Short exercise: Leave out the pictures, then reproduce the rest of the material exactly.
☆ ☆ ☆
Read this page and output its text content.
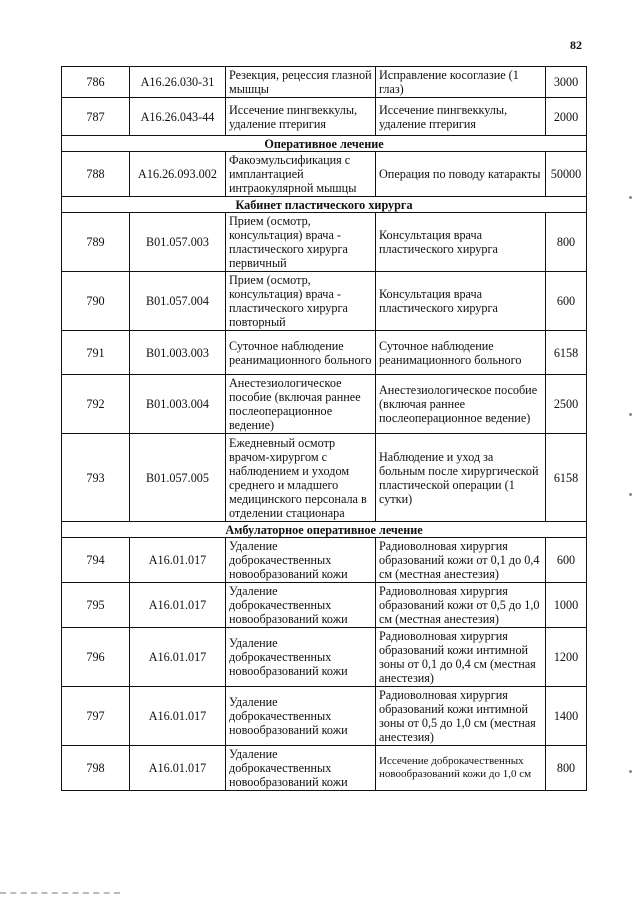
82
786	A16.26.030-31	Резекция, рецессия глазной мышцы	Исправление косоглазие (1 глаз)	3000
787	A16.26.043-44	Иссечение пингвеккулы, удаление птеригия	Иссечение пингвеккулы, удаление птеригия	2000
Оперативное лечение				
788	A16.26.093.002	Факоэмульсификация с имплантацией интраокулярной мышцы	Операция по поводу катаракты	50000
Кабинет пластического хирурга				
789	B01.057.003	Прием (осмотр, консультация) врача - пластического хирурга первичный	Консультация врача пластического хирурга	800
790	B01.057.004	Прием (осмотр, консультация) врача - пластического хирурга повторный	Консультация врача пластического хирурга	600
791	B01.003.003	Суточное наблюдение реанимационного больного	Суточное наблюдение реанимационного больного	6158
792	B01.003.004	Анестезиологическое пособие (включая раннее послеоперационное ведение)	Анестезиологическое пособие (включая раннее послеоперационное ведение)	2500
793	B01.057.005	Ежедневный осмотр врачом-хирургом с наблюдением и уходом среднего и младшего медицинского персонала в отделении стационара	Наблюдение и уход за больным после хирургической пластической операции (1 сутки)	6158
Амбулаторное оперативное лечение				
794	A16.01.017	Удаление доброкачественных новообразований кожи	Радиоволновая хирургия образований кожи от 0,1 до 0,4 см (местная анестезия)	600
795	A16.01.017	Удаление доброкачественных новообразований кожи	Радиоволновая хирургия образований кожи от 0,5 до 1,0 см (местная анестезия)	1000
796	A16.01.017	Удаление доброкачественных новообразований кожи	Радиоволновая хирургия образований кожи интимной зоны от 0,1 до 0,4 см (местная анестезия)	1200
797	A16.01.017	Удаление доброкачественных новообразований кожи	Радиоволновая хирургия образований кожи интимной зоны от 0,5 до 1,0 см (местная анестезия)	1400
798	A16.01.017	Удаление доброкачественных новообразований кожи	Иссечение доброкачественных новообразований кожи до 1,0 см	800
☆ ☆ ☆
Reply:
Read this page and output its text content.
82
786	A16.26.030-31	Резекция, рецессия глазной мышцы	Исправление косоглазие (1 глаз)	3000
787	A16.26.043-44	Иссечение пингвеккулы, удаление птеригия	Иссечение пингвеккулы, удаление птеригия	2000
Оперативное лечение				
788	A16.26.093.002	Факоэмульсификация с имплантацией интраокулярной мышцы	Операция по поводу катаракты	50000
Кабинет пластического хирурга				
789	B01.057.003	Прием (осмотр, консультация) врача - пластического хирурга первичный	Консультация врача пластического хирурга	800
790	B01.057.004	Прием (осмотр, консультация) врача - пластического хирурга повторный	Консультация врача пластического хирурга	600
791	B01.003.003	Суточное наблюдение реанимационного больного	Суточное наблюдение реанимационного больного	6158
792	B01.003.004	Анестезиологическое пособие (включая раннее послеоперационное ведение)	Анестезиологическое пособие (включая раннее послеоперационное ведение)	2500
793	B01.057.005	Ежедневный осмотр врачом-хирургом с наблюдением и уходом среднего и младшего медицинского персонала в отделении стационара	Наблюдение и уход за больным после хирургической пластической операции (1 сутки)	6158
Амбулаторное оперативное лечение				
794	A16.01.017	Удаление доброкачественных новообразований кожи	Радиоволновая хирургия образований кожи от 0,1 до 0,4 см (местная анестезия)	600
795	A16.01.017	Удаление доброкачественных новообразований кожи	Радиоволновая хирургия образований кожи от 0,5 до 1,0 см (местная анестезия)	1000
796	A16.01.017	Удаление доброкачественных новообразований кожи	Радиоволновая хирургия образований кожи интимной зоны от 0,1 до 0,4 см (местная анестезия)	1200
797	A16.01.017	Удаление доброкачественных новообразований кожи	Радиоволновая хирургия образований кожи интимной зоны от 0,5 до 1,0 см (местная анестезия)	1400
798	A16.01.017	Удаление доброкачественных новообразований кожи	Иссечение доброкачественных новообразований кожи до 1,0 см	800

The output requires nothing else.